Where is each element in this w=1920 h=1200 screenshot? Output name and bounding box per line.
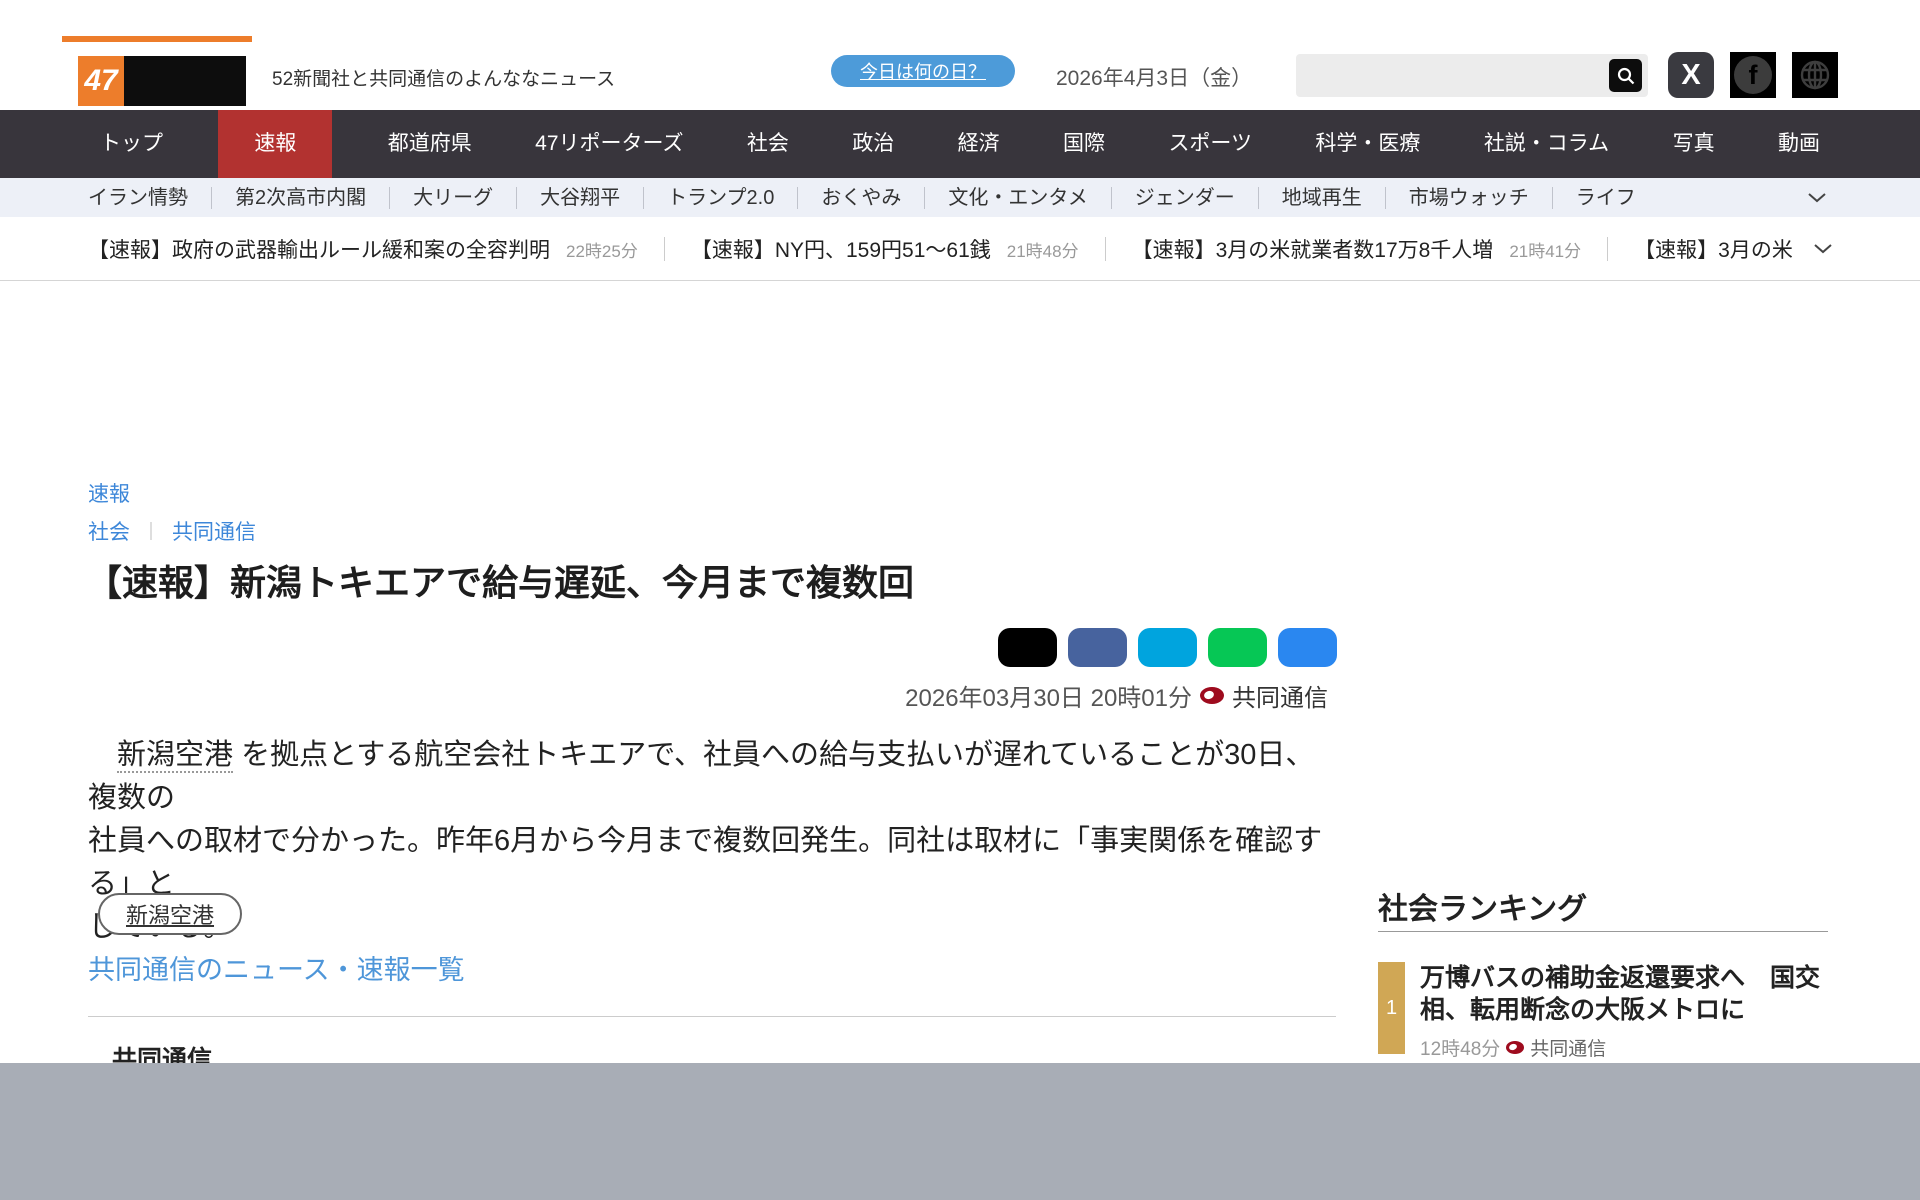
- niigata-airport-link[interactable]: 新潟空港: [117, 739, 234, 773]
- ticker-item[interactable]: 【速報】NY円、159円51～61銭 21時48分: [691, 234, 1079, 264]
- ranking-headline: 万博バスの補助金返還要求へ 国交相、転用断念の大阪メトロに: [1420, 964, 1821, 1024]
- subnav-item-iran[interactable]: イラン情勢: [88, 186, 212, 209]
- ticker-separator: [663, 236, 665, 261]
- kyodo-logo-icon: [1506, 1041, 1525, 1054]
- share-facebook-button[interactable]: [1068, 628, 1127, 667]
- nav-item-prefectures[interactable]: 都道府県: [380, 110, 480, 178]
- page: 47 52新聞社と共同通信のよんななニュース 今日は何の日？ 2026年4月3日…: [0, 0, 1920, 1200]
- subnav-item-gender[interactable]: ジェンダー: [1112, 186, 1259, 209]
- subnav-item-regional[interactable]: 地域再生: [1259, 186, 1386, 209]
- subnav-item-market[interactable]: 市場ウォッチ: [1386, 186, 1553, 209]
- source-link-kyodo[interactable]: 共同通信: [172, 516, 256, 546]
- search-icon: [1617, 67, 1634, 84]
- category-link-society[interactable]: 社会: [88, 516, 130, 546]
- nav-item-economy[interactable]: 経済: [950, 110, 1008, 178]
- nav-item-society[interactable]: 社会: [739, 110, 797, 178]
- subnav-expand-button[interactable]: [1808, 192, 1826, 203]
- bottom-overlay-banner: ✕: [0, 1063, 1920, 1200]
- article-agency: 共同通信: [1232, 685, 1328, 712]
- ranking-divider: [1378, 931, 1828, 932]
- chevron-down-icon: [1808, 192, 1826, 202]
- search-input[interactable]: [1296, 54, 1601, 97]
- section-divider: [88, 1016, 1336, 1017]
- nav-item-international[interactable]: 国際: [1055, 110, 1113, 178]
- today-button[interactable]: 今日は何の日？: [831, 55, 1015, 87]
- ticker-item[interactable]: 【速報】3月の米就業者数17万8千人増 21時41分: [1132, 234, 1582, 264]
- globe-social-button[interactable]: [1792, 52, 1838, 98]
- rank-number-badge: 1: [1378, 962, 1405, 1054]
- nav-item-sports[interactable]: スポーツ: [1160, 110, 1260, 178]
- ranking-source: 共同通信: [1530, 1039, 1607, 1060]
- header-date: 2026年4月3日（金）: [1056, 67, 1253, 90]
- breadcrumb-separator: ｜: [142, 522, 160, 542]
- nav-item-47reporters[interactable]: 47リポーターズ: [527, 110, 691, 178]
- subnav-item-ohtani[interactable]: 大谷翔平: [517, 186, 645, 209]
- topic-subnav: イラン情勢 第2次高市内閣 大リーグ 大谷翔平 トランプ2.0 おくやみ 文化・…: [0, 178, 1920, 217]
- subnav-item-okuyami[interactable]: おくやみ: [798, 186, 926, 209]
- subnav-item-cabinet[interactable]: 第2次高市内閣: [212, 186, 391, 209]
- ranking-meta: 12時48分 共同通信: [1420, 1034, 1833, 1061]
- logo-accent-line: [62, 36, 252, 42]
- kyodo-news-list-link[interactable]: 共同通信のニュース・速報一覧: [88, 948, 465, 987]
- x-social-button[interactable]: X: [1668, 52, 1714, 98]
- globe-icon: [1800, 60, 1830, 90]
- subnav-item-life[interactable]: ライフ: [1553, 187, 1659, 209]
- ranking-time: 12時48分: [1420, 1039, 1501, 1060]
- share-hatena-button[interactable]: [1138, 628, 1197, 667]
- site-tagline: 52新聞社と共同通信のよんななニュース: [272, 69, 616, 90]
- ticker-separator: [1104, 236, 1106, 261]
- ticker-expand-button[interactable]: [1814, 243, 1832, 254]
- breaking-news-ticker: 【速報】政府の武器輸出ルール緩和案の全容判明 22時25分 【速報】NY円、15…: [0, 217, 1920, 281]
- x-icon: X: [1681, 58, 1701, 91]
- ticker-item[interactable]: 【速報】3月の米: [1634, 234, 1792, 264]
- kyodo-logo-icon: [1200, 687, 1224, 704]
- main-nav: トップ 速報 都道府県 47リポーターズ 社会 政治 経済 国際 スポーツ 科学…: [0, 110, 1920, 178]
- article-datetime: 2026年03月30日 20時01分: [905, 685, 1192, 712]
- site-header: 47 52新聞社と共同通信のよんななニュース 今日は何の日？ 2026年4月3日…: [0, 0, 1920, 110]
- site-logo[interactable]: 47: [78, 56, 246, 106]
- chevron-down-icon: [1814, 243, 1832, 253]
- tag-niigata-airport[interactable]: 新潟空港: [98, 893, 243, 935]
- nav-item-politics[interactable]: 政治: [844, 110, 902, 178]
- facebook-icon: f: [1734, 56, 1772, 94]
- subnav-item-trump[interactable]: トランプ2.0: [644, 186, 799, 209]
- article-dateline: 2026年03月30日 20時01分 共同通信: [850, 678, 1328, 713]
- nav-item-photo[interactable]: 写真: [1665, 110, 1723, 178]
- logo-47-badge: 47: [78, 56, 124, 106]
- share-other-button[interactable]: [1278, 628, 1337, 667]
- subnav-item-mlb[interactable]: 大リーグ: [390, 186, 518, 209]
- search-button[interactable]: [1609, 59, 1642, 92]
- share-x-button[interactable]: [998, 628, 1057, 667]
- article-body: 新潟空港 を拠点とする航空会社トキエアで、社員への給与支払いが遅れていることが3…: [88, 739, 1323, 943]
- search-box: [1296, 54, 1648, 97]
- breadcrumb-sokuho[interactable]: 速報: [88, 478, 130, 508]
- subnav-item-culture[interactable]: 文化・エンタメ: [925, 186, 1112, 209]
- breadcrumb: 社会 ｜ 共同通信: [88, 516, 256, 546]
- society-ranking-title: 社会ランキング: [1378, 893, 1588, 926]
- logo-wordmark: [124, 56, 246, 106]
- share-line-button[interactable]: [1208, 628, 1267, 667]
- article-title: 【速報】新潟トキエアで給与遅延、今月まで複数回: [86, 562, 915, 603]
- nav-item-top[interactable]: トップ: [92, 110, 171, 178]
- nav-item-sokuho[interactable]: 速報: [218, 110, 333, 178]
- nav-item-editorial-column[interactable]: 社説・コラム: [1476, 110, 1617, 178]
- share-buttons: [998, 628, 1337, 667]
- ticker-item[interactable]: 【速報】政府の武器輸出ルール緩和案の全容判明 22時25分: [88, 234, 638, 264]
- nav-item-video[interactable]: 動画: [1770, 110, 1828, 178]
- ticker-separator: [1607, 236, 1609, 261]
- facebook-social-button[interactable]: f: [1730, 52, 1776, 98]
- nav-item-science-medical[interactable]: 科学・医療: [1307, 110, 1428, 178]
- ranking-item-1[interactable]: 1 万博バスの補助金返還要求へ 国交相、転用断念の大阪メトロに 12時48分 共…: [1378, 962, 1833, 1061]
——
### Exercise description
In the items above, copy out word for word every line from the one containing "- niigata-airport-link[interactable]: 新潟空港: [117, 739, 234, 773]" up to and including the one containing "- ranking-headline: 万博バスの補助金返還要求へ".

### Output for this exercise
- niigata-airport-link[interactable]: 新潟空港: [117, 739, 234, 773]
- ticker-item[interactable]: 【速報】NY円、159円51～61銭 21時48分: [691, 234, 1079, 264]
- ranking-headline: 万博バスの補助金返還要求へ 国交相、転用断念の大阪メトロに: [1420, 964, 1821, 1024]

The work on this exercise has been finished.